(Data excerpts)
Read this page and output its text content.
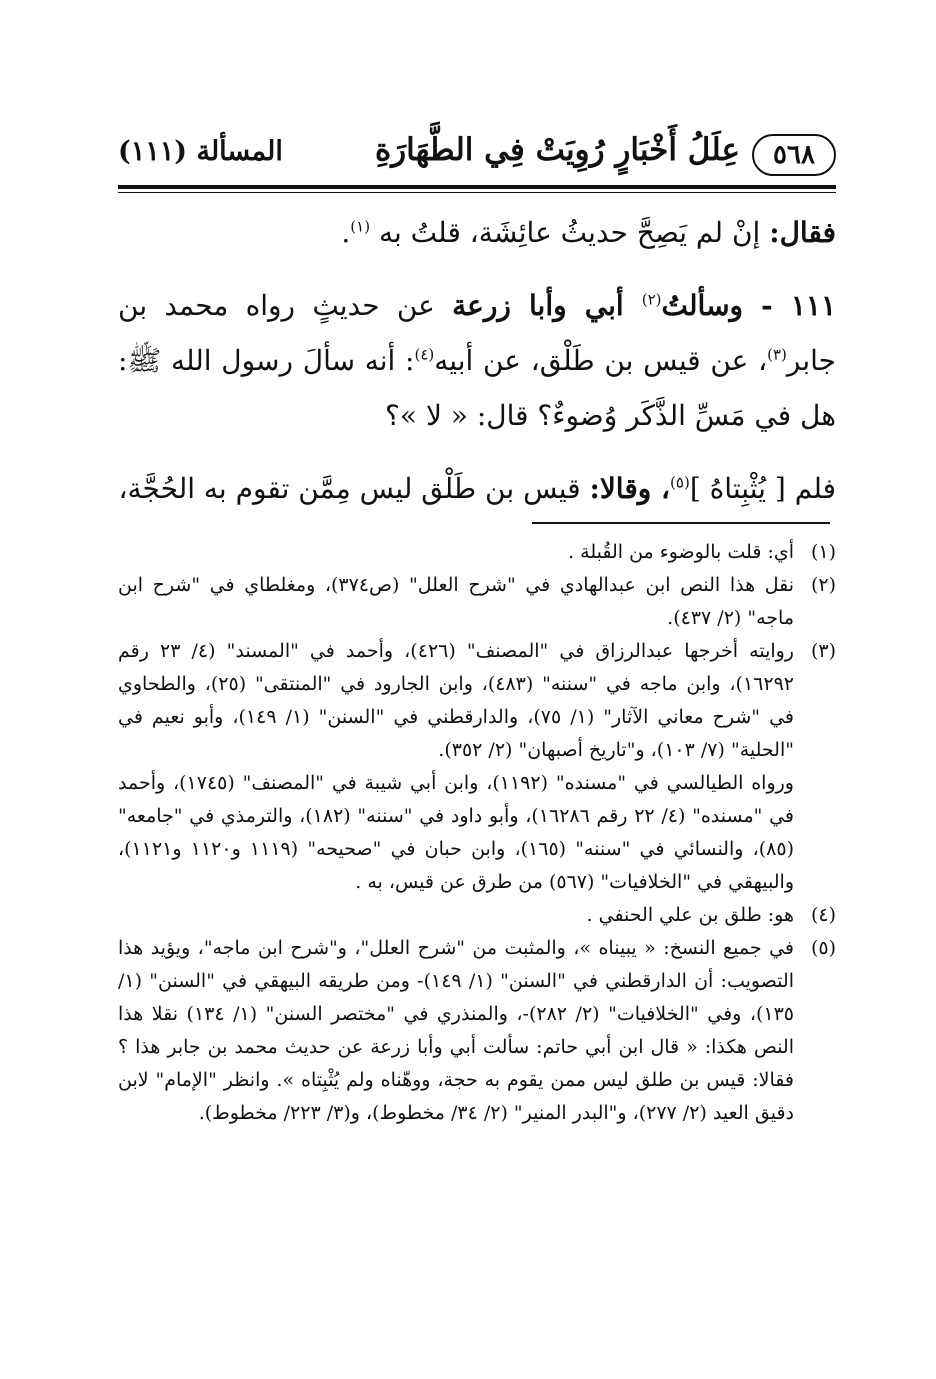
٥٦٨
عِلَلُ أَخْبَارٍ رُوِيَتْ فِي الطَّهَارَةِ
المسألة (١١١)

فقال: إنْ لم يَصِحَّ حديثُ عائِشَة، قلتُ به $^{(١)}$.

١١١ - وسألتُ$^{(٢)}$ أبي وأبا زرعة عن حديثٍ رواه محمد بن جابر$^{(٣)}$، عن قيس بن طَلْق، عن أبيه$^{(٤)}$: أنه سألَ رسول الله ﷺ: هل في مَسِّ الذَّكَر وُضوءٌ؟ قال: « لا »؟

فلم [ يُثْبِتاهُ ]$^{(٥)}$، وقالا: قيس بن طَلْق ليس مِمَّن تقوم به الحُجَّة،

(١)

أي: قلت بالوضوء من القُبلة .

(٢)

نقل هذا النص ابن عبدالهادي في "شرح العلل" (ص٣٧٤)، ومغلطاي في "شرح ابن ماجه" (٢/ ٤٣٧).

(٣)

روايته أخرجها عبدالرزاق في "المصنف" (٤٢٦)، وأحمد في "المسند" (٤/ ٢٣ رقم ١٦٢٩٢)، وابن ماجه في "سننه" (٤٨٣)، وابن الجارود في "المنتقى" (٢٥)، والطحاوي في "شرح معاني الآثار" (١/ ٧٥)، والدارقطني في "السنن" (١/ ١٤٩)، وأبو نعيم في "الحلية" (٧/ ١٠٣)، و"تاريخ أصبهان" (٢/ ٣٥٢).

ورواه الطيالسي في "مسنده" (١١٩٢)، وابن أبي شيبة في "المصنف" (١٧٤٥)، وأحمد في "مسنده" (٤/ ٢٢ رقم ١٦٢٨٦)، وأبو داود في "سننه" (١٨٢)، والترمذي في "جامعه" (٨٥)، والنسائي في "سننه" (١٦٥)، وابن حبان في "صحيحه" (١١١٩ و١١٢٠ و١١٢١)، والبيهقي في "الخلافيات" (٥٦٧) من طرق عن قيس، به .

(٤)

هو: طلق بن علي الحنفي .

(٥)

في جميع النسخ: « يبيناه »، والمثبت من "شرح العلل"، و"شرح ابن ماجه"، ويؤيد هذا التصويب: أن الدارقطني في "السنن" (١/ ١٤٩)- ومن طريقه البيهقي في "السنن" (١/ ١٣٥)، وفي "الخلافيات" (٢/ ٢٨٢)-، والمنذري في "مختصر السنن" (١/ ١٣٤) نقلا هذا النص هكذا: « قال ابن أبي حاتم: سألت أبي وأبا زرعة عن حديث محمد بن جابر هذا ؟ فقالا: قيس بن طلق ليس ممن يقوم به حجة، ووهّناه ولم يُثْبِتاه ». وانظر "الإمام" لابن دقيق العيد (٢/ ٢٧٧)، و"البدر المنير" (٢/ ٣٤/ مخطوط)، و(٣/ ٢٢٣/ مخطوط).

Stated goal —
Send back the data above word for word, with the pictures left out.

The solution —
Read this page and output its text content.
٥٦٨
عِلَلُ أَخْبَارٍ رُوِيَتْ فِي الطَّهَارَةِ
المسألة (١١١)

فقال: إنْ لم يَصِحَّ حديثُ عائِشَة، قلتُ به $^{(١)}$.

١١١ - وسألتُ$^{(٢)}$ أبي وأبا زرعة عن حديثٍ رواه محمد بن جابر$^{(٣)}$، عن قيس بن طَلْق، عن أبيه$^{(٤)}$: أنه سألَ رسول الله ﷺ: هل في مَسِّ الذَّكَر وُضوءٌ؟ قال: « لا »؟

فلم [ يُثْبِتاهُ ]$^{(٥)}$، وقالا: قيس بن طَلْق ليس مِمَّن تقوم به الحُجَّة،

(١)

أي: قلت بالوضوء من القُبلة .

(٢)

نقل هذا النص ابن عبدالهادي في "شرح العلل" (ص٣٧٤)، ومغلطاي في "شرح ابن ماجه" (٢/ ٤٣٧).

(٣)

روايته أخرجها عبدالرزاق في "المصنف" (٤٢٦)، وأحمد في "المسند" (٤/ ٢٣ رقم ١٦٢٩٢)، وابن ماجه في "سننه" (٤٨٣)، وابن الجارود في "المنتقى" (٢٥)، والطحاوي في "شرح معاني الآثار" (١/ ٧٥)، والدارقطني في "السنن" (١/ ١٤٩)، وأبو نعيم في "الحلية" (٧/ ١٠٣)، و"تاريخ أصبهان" (٢/ ٣٥٢).

ورواه الطيالسي في "مسنده" (١١٩٢)، وابن أبي شيبة في "المصنف" (١٧٤٥)، وأحمد في "مسنده" (٤/ ٢٢ رقم ١٦٢٨٦)، وأبو داود في "سننه" (١٨٢)، والترمذي في "جامعه" (٨٥)، والنسائي في "سننه" (١٦٥)، وابن حبان في "صحيحه" (١١١٩ و١١٢٠ و١١٢١)، والبيهقي في "الخلافيات" (٥٦٧) من طرق عن قيس، به .

(٤)

هو: طلق بن علي الحنفي .

(٥)

في جميع النسخ: « يبيناه »، والمثبت من "شرح العلل"، و"شرح ابن ماجه"، ويؤيد هذا التصويب: أن الدارقطني في "السنن" (١/ ١٤٩)- ومن طريقه البيهقي في "السنن" (١/ ١٣٥)، وفي "الخلافيات" (٢/ ٢٨٢)-، والمنذري في "مختصر السنن" (١/ ١٣٤) نقلا هذا النص هكذا: « قال ابن أبي حاتم: سألت أبي وأبا زرعة عن حديث محمد بن جابر هذا ؟ فقالا: قيس بن طلق ليس ممن يقوم به حجة، ووهّناه ولم يُثْبِتاه ». وانظر "الإمام" لابن دقيق العيد (٢/ ٢٧٧)، و"البدر المنير" (٢/ ٣٤/ مخطوط)، و(٣/ ٢٢٣/ مخطوط).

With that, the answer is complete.